__EXERCISE BRIEF__
Present the data once more in exactly its original form.

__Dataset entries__
■ ■ ■ ■ ■

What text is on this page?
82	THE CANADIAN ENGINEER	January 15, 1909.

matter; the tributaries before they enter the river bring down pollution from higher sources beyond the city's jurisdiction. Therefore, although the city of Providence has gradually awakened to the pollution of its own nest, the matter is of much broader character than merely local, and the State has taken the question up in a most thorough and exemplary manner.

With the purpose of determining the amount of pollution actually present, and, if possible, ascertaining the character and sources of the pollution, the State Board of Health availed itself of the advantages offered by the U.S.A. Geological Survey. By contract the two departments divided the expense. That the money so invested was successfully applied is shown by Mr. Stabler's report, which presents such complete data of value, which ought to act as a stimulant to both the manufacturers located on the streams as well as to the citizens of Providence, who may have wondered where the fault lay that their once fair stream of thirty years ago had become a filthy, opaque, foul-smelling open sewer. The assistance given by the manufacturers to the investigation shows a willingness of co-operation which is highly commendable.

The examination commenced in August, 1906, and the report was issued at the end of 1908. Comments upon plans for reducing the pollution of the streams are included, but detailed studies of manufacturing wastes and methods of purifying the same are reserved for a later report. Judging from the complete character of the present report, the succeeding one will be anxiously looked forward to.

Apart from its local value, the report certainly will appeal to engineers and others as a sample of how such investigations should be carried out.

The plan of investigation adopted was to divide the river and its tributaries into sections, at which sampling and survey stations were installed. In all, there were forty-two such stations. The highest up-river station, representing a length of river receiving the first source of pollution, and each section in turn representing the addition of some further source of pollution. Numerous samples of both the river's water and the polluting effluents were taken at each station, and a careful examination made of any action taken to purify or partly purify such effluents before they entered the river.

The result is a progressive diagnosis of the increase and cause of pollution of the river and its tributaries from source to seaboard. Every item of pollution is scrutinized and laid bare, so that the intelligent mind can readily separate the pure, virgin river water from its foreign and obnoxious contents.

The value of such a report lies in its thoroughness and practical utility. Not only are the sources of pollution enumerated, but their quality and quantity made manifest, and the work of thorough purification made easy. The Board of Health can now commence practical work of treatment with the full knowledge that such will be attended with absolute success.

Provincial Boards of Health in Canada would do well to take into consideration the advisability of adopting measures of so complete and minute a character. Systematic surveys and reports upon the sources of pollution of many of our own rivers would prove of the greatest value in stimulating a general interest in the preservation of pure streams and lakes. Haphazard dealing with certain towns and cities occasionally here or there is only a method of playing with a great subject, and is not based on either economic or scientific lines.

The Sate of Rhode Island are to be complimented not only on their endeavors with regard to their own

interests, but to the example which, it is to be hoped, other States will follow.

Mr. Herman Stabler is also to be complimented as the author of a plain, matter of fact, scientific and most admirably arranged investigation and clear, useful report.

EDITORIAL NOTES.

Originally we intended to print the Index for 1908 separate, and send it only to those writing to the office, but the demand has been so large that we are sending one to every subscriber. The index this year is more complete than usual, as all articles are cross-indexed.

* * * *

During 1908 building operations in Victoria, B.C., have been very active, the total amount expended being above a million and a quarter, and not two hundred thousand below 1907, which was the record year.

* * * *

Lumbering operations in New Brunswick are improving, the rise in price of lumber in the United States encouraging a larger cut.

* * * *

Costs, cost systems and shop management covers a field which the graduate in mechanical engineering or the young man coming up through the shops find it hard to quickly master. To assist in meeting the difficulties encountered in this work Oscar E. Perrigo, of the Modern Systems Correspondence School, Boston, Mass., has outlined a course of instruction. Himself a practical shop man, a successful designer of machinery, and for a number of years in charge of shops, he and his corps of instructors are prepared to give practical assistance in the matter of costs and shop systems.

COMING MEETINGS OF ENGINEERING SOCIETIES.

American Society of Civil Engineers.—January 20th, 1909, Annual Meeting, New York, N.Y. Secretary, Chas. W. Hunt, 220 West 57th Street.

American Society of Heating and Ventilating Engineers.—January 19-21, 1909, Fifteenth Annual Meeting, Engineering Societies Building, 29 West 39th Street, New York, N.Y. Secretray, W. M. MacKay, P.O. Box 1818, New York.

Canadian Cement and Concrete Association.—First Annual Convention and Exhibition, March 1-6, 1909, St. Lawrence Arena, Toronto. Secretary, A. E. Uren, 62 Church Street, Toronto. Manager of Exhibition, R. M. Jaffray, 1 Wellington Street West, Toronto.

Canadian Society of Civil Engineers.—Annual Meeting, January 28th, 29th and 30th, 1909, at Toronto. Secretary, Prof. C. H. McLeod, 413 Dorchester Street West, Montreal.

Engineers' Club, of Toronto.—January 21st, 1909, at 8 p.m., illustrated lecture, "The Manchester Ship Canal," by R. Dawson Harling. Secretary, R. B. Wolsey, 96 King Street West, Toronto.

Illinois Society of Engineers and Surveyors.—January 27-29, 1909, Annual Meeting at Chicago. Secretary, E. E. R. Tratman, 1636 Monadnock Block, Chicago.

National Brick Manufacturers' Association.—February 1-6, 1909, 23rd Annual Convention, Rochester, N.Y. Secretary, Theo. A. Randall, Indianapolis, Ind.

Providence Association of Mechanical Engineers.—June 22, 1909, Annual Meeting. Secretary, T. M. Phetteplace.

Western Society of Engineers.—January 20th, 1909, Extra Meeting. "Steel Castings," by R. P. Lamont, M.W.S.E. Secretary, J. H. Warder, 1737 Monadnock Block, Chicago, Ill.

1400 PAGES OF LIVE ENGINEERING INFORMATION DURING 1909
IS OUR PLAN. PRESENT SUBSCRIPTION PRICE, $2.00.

■ ■ ■ ■ ■

__SOLUTION TO THIS EXERCISE__
What text is on this page?
82	THE CANADIAN ENGINEER	January 15, 1909.

matter; the tributaries before they enter the river bring down pollution from higher sources beyond the city's jurisdiction. Therefore, although the city of Providence has gradually awakened to the pollution of its own nest, the matter is of much broader character than merely local, and the State has taken the question up in a most thorough and exemplary manner.

With the purpose of determining the amount of pollution actually present, and, if possible, ascertaining the character and sources of the pollution, the State Board of Health availed itself of the advantages offered by the U.S.A. Geological Survey. By contract the two departments divided the expense. That the money so invested was successfully applied is shown by Mr. Stabler's report, which presents such complete data of value, which ought to act as a stimulant to both the manufacturers located on the streams as well as to the citizens of Providence, who may have wondered where the fault lay that their once fair stream of thirty years ago had become a filthy, opaque, foul-smelling open sewer. The assistance given by the manufacturers to the investigation shows a willingness of co-operation which is highly commendable.

The examination commenced in August, 1906, and the report was issued at the end of 1908. Comments upon plans for reducing the pollution of the streams are included, but detailed studies of manufacturing wastes and methods of purifying the same are reserved for a later report. Judging from the complete character of the present report, the succeeding one will be anxiously looked forward to.

Apart from its local value, the report certainly will appeal to engineers and others as a sample of how such investigations should be carried out.

The plan of investigation adopted was to divide the river and its tributaries into sections, at which sampling and survey stations were installed. In all, there were forty-two such stations. The highest up-river station, representing a length of river receiving the first source of pollution, and each section in turn representing the addition of some further source of pollution. Numerous samples of both the river's water and the polluting effluents were taken at each station, and a careful examination made of any action taken to purify or partly purify such effluents before they entered the river.

The result is a progressive diagnosis of the increase and cause of pollution of the river and its tributaries from source to seaboard. Every item of pollution is scrutinized and laid bare, so that the intelligent mind can readily separate the pure, virgin river water from its foreign and obnoxious contents.

The value of such a report lies in its thoroughness and practical utility. Not only are the sources of pollution enumerated, but their quality and quantity made manifest, and the work of thorough purification made easy. The Board of Health can now commence practical work of treatment with the full knowledge that such will be attended with absolute success.

Provincial Boards of Health in Canada would do well to take into consideration the advisability of adopting measures of so complete and minute a character. Systematic surveys and reports upon the sources of pollution of many of our own rivers would prove of the greatest value in stimulating a general interest in the preservation of pure streams and lakes. Haphazard dealing with certain towns and cities occasionally here or there is only a method of playing with a great subject, and is not based on either economic or scientific lines.

The Sate of Rhode Island are to be complimented not only on their endeavors with regard to their own

interests, but to the example which, it is to be hoped, other States will follow.

Mr. Herman Stabler is also to be complimented as the author of a plain, matter of fact, scientific and most admirably arranged investigation and clear, useful report.

EDITORIAL NOTES.

Originally we intended to print the Index for 1908 separate, and send it only to those writing to the office, but the demand has been so large that we are sending one to every subscriber. The index this year is more complete than usual, as all articles are cross-indexed.

* * * *

During 1908 building operations in Victoria, B.C., have been very active, the total amount expended being above a million and a quarter, and not two hundred thousand below 1907, which was the record year.

* * * *

Lumbering operations in New Brunswick are improving, the rise in price of lumber in the United States encouraging a larger cut.

* * * *

Costs, cost systems and shop management covers a field which the graduate in mechanical engineering or the young man coming up through the shops find it hard to quickly master. To assist in meeting the difficulties encountered in this work Oscar E. Perrigo, of the Modern Systems Correspondence School, Boston, Mass., has outlined a course of instruction. Himself a practical shop man, a successful designer of machinery, and for a number of years in charge of shops, he and his corps of instructors are prepared to give practical assistance in the matter of costs and shop systems.

COMING MEETINGS OF ENGINEERING SOCIETIES.

American Society of Civil Engineers.—January 20th, 1909, Annual Meeting, New York, N.Y. Secretary, Chas. W. Hunt, 220 West 57th Street.

American Society of Heating and Ventilating Engineers.—January 19-21, 1909, Fifteenth Annual Meeting, Engineering Societies Building, 29 West 39th Street, New York, N.Y. Secretray, W. M. MacKay, P.O. Box 1818, New York.

Canadian Cement and Concrete Association.—First Annual Convention and Exhibition, March 1-6, 1909, St. Lawrence Arena, Toronto. Secretary, A. E. Uren, 62 Church Street, Toronto. Manager of Exhibition, R. M. Jaffray, 1 Wellington Street West, Toronto.

Canadian Society of Civil Engineers.—Annual Meeting, January 28th, 29th and 30th, 1909, at Toronto. Secretary, Prof. C. H. McLeod, 413 Dorchester Street West, Montreal.

Engineers' Club, of Toronto.—January 21st, 1909, at 8 p.m., illustrated lecture, "The Manchester Ship Canal," by R. Dawson Harling. Secretary, R. B. Wolsey, 96 King Street West, Toronto.

Illinois Society of Engineers and Surveyors.—January 27-29, 1909, Annual Meeting at Chicago. Secretary, E. E. R. Tratman, 1636 Monadnock Block, Chicago.

National Brick Manufacturers' Association.—February 1-6, 1909, 23rd Annual Convention, Rochester, N.Y. Secretary, Theo. A. Randall, Indianapolis, Ind.

Providence Association of Mechanical Engineers.—June 22, 1909, Annual Meeting. Secretary, T. M. Phetteplace.

Western Society of Engineers.—January 20th, 1909, Extra Meeting. "Steel Castings," by R. P. Lamont, M.W.S.E. Secretary, J. H. Warder, 1737 Monadnock Block, Chicago, Ill.

1400 PAGES OF LIVE ENGINEERING INFORMATION DURING 1909
IS OUR PLAN. PRESENT SUBSCRIPTION PRICE, $2.00.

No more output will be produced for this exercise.